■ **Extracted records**
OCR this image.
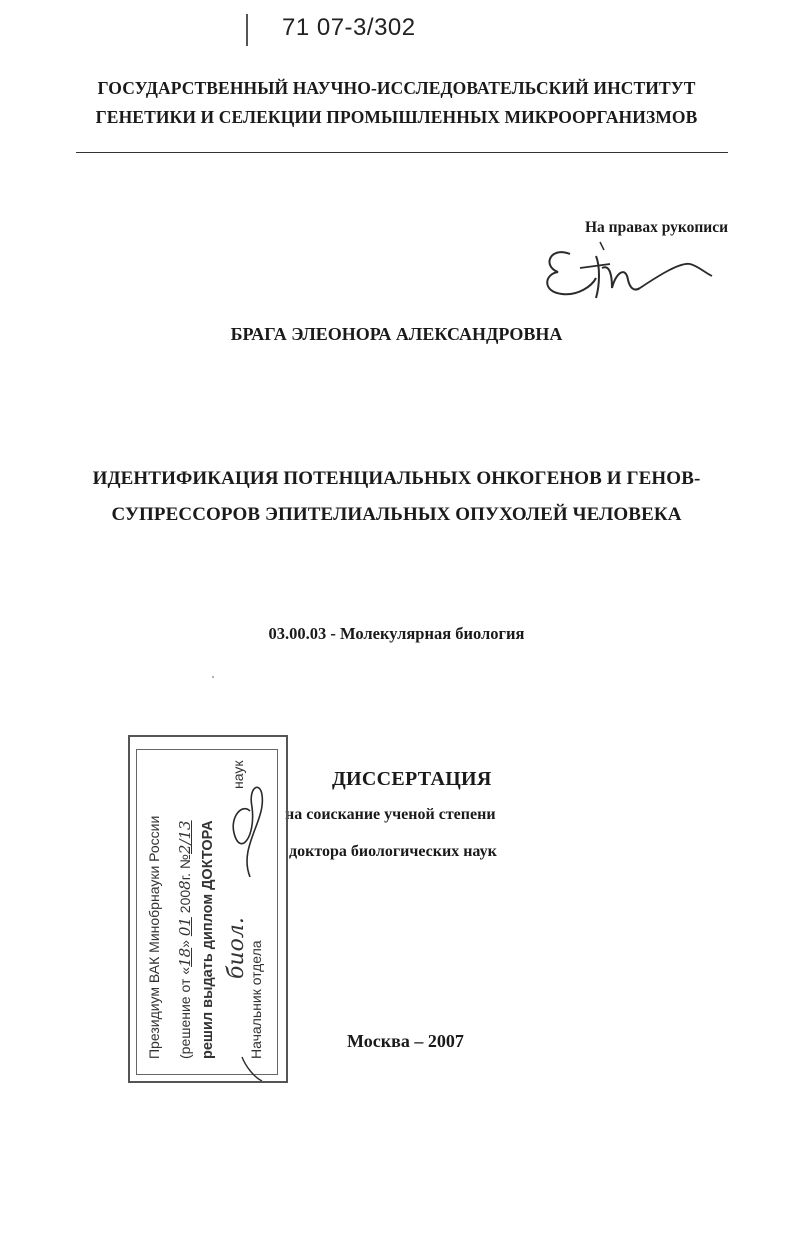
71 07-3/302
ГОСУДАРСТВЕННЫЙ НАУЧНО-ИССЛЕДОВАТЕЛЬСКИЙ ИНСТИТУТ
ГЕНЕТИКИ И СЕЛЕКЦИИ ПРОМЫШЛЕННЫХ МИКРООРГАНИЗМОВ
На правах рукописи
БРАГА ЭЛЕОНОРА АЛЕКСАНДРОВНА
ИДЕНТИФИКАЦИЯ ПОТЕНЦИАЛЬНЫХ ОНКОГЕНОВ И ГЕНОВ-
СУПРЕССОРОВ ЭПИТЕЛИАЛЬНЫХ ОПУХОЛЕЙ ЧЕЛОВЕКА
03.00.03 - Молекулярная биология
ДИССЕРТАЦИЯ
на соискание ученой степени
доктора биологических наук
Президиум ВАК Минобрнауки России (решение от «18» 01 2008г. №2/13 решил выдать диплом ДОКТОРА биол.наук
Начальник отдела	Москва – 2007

■ **The request**
Keep every word of the data as it is when you write it out, but drop the pictures.

■ **Task result**
OCR this image.
71 07-3/302
ГОСУДАРСТВЕННЫЙ НАУЧНО-ИССЛЕДОВАТЕЛЬСКИЙ ИНСТИТУТ
ГЕНЕТИКИ И СЕЛЕКЦИИ ПРОМЫШЛЕННЫХ МИКРООРГАНИЗМОВ
На правах рукописи
БРАГА ЭЛЕОНОРА АЛЕКСАНДРОВНА
ИДЕНТИФИКАЦИЯ ПОТЕНЦИАЛЬНЫХ ОНКОГЕНОВ И ГЕНОВ-
СУПРЕССОРОВ ЭПИТЕЛИАЛЬНЫХ ОПУХОЛЕЙ ЧЕЛОВЕКА
03.00.03 - Молекулярная биология
ДИССЕРТАЦИЯ
на соискание ученой степени
доктора биологических наук
Президиум ВАК Минобрнауки России (решение от «18» 01 2008г. №2/13 решил выдать диплом ДОКТОРА биол.наук
Начальник отдела	Москва – 2007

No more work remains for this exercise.